Work request: Look through the data below and return each line where "Complement" appears.

Records for processing:
● ● ● ● ● ● ●
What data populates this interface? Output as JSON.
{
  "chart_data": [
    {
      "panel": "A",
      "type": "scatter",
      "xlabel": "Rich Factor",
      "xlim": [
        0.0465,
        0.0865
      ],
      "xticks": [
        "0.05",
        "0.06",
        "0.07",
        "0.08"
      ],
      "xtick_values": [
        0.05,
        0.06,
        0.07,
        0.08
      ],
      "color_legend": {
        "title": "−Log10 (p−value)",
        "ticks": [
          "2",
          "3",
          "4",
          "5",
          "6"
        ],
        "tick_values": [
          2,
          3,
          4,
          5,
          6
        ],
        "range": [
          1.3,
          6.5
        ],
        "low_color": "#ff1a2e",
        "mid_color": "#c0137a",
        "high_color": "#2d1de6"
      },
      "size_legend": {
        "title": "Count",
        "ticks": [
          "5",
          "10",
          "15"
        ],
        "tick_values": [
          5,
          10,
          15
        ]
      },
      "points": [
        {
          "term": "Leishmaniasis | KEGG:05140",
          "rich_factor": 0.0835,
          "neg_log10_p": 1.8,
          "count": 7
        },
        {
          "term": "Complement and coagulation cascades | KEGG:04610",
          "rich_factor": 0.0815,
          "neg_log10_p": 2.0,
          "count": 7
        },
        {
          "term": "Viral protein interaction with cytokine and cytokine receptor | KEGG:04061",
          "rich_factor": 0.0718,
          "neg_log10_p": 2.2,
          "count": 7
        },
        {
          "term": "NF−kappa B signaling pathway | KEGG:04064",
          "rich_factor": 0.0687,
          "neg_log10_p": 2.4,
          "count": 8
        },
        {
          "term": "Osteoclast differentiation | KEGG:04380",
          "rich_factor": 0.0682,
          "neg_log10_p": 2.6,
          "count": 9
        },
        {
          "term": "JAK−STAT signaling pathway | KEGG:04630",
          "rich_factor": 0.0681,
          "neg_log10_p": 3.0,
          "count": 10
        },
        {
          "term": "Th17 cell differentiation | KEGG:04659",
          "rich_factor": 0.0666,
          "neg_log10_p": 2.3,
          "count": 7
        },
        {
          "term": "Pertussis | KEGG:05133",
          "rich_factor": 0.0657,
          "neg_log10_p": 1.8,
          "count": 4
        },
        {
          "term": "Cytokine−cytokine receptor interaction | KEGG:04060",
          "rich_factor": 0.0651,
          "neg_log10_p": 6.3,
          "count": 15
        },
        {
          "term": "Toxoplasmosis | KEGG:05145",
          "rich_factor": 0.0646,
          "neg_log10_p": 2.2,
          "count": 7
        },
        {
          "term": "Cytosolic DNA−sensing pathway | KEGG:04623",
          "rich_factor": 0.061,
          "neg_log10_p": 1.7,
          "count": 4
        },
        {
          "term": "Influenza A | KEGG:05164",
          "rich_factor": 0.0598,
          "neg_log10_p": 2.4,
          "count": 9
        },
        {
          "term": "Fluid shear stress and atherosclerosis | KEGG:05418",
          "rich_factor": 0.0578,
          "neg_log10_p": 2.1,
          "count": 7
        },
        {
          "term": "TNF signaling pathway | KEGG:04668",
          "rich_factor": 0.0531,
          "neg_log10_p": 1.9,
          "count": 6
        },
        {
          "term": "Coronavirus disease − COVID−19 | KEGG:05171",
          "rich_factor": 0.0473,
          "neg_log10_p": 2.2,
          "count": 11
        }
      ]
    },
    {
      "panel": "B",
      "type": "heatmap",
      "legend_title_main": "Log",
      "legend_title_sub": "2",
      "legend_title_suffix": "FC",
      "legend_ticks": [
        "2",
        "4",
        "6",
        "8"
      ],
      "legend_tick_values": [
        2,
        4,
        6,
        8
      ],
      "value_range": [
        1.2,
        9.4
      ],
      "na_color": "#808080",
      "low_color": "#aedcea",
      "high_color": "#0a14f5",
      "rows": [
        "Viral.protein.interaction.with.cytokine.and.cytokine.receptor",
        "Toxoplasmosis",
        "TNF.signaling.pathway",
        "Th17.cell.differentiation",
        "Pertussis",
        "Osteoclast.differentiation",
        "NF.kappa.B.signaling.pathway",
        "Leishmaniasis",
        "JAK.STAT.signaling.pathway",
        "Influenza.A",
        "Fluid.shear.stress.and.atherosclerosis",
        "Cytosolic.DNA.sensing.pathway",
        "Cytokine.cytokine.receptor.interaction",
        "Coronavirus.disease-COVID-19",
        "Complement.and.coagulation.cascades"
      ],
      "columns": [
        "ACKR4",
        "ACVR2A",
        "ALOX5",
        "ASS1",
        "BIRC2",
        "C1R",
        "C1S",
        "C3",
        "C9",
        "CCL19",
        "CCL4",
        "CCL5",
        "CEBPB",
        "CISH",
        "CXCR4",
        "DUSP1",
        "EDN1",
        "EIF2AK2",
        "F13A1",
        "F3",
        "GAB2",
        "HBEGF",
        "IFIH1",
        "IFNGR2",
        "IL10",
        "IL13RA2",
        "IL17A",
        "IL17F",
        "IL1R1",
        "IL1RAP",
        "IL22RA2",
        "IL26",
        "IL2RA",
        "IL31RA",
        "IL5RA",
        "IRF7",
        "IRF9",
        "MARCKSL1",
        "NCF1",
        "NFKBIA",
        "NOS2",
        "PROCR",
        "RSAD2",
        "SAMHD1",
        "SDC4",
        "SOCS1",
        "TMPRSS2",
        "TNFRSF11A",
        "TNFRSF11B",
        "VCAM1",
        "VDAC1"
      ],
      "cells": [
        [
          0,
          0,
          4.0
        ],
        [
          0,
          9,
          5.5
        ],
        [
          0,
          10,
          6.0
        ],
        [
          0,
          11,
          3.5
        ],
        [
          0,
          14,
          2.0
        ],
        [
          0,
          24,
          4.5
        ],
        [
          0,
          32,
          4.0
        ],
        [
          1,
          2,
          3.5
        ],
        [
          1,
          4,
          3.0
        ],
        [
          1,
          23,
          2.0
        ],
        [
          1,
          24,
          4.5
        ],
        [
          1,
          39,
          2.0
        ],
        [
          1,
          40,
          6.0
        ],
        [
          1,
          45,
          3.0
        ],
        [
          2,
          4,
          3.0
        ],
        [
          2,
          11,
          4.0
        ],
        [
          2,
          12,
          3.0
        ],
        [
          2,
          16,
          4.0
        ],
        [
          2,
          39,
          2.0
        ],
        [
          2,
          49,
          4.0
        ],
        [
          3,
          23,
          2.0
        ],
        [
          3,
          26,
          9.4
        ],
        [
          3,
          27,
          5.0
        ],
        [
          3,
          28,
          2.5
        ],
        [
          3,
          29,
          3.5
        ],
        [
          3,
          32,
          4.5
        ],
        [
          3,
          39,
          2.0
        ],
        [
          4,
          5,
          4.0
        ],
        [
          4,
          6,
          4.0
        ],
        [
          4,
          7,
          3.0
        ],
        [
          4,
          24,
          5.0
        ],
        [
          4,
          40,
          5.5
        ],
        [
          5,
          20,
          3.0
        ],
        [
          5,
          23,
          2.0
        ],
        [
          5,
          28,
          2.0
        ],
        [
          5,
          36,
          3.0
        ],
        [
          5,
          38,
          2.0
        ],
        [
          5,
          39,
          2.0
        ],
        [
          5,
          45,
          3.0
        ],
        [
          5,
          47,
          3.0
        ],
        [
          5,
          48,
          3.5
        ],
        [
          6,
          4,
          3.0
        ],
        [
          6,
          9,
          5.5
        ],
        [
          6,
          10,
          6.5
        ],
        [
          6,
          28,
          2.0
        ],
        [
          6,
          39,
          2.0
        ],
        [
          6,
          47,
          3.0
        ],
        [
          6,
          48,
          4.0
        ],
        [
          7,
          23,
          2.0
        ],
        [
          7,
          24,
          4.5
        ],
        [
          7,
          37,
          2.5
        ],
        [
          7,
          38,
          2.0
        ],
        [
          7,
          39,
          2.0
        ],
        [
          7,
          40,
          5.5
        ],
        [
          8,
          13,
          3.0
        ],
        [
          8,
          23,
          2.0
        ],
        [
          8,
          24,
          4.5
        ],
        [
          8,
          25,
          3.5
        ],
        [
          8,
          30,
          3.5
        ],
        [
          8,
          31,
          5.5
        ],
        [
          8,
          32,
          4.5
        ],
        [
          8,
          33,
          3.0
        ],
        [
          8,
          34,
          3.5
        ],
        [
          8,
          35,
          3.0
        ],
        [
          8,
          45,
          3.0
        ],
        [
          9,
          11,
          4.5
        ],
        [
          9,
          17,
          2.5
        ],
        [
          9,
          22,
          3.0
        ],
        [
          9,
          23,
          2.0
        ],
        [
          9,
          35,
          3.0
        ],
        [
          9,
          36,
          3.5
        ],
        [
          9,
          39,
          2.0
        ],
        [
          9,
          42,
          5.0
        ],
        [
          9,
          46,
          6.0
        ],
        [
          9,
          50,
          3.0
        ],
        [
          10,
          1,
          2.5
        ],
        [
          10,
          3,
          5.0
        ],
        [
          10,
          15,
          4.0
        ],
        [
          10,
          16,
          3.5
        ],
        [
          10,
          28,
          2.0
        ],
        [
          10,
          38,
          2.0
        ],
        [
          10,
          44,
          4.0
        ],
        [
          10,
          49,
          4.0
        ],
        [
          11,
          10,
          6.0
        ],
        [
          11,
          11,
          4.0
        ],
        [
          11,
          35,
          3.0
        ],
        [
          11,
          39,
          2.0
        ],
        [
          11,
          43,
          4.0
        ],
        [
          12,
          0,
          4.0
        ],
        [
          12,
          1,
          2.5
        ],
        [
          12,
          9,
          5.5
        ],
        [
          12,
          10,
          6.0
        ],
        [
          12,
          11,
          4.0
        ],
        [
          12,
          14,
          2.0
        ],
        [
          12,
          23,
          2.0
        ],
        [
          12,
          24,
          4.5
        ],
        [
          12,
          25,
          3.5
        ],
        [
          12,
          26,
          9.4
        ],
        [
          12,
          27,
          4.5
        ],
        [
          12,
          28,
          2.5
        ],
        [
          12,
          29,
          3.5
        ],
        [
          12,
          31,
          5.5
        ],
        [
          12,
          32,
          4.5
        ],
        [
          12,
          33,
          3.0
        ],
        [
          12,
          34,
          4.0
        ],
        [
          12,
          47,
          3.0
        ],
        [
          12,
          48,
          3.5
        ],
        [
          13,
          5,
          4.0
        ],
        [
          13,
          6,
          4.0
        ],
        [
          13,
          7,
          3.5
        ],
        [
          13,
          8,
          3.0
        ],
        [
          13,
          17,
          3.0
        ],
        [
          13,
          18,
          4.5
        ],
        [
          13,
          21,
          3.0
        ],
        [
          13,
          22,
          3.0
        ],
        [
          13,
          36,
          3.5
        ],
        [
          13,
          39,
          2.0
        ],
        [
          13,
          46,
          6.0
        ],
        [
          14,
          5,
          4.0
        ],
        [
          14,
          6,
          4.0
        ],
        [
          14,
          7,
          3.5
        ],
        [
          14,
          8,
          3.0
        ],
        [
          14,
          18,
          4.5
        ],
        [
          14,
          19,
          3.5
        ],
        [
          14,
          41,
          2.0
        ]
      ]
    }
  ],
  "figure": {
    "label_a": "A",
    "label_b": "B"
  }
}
● ● ● ● ● ● ●
Answer space:
          "term": "Complement and coagulation cascades | KEGG:04610",
        "Complement.and.coagulation.cascades"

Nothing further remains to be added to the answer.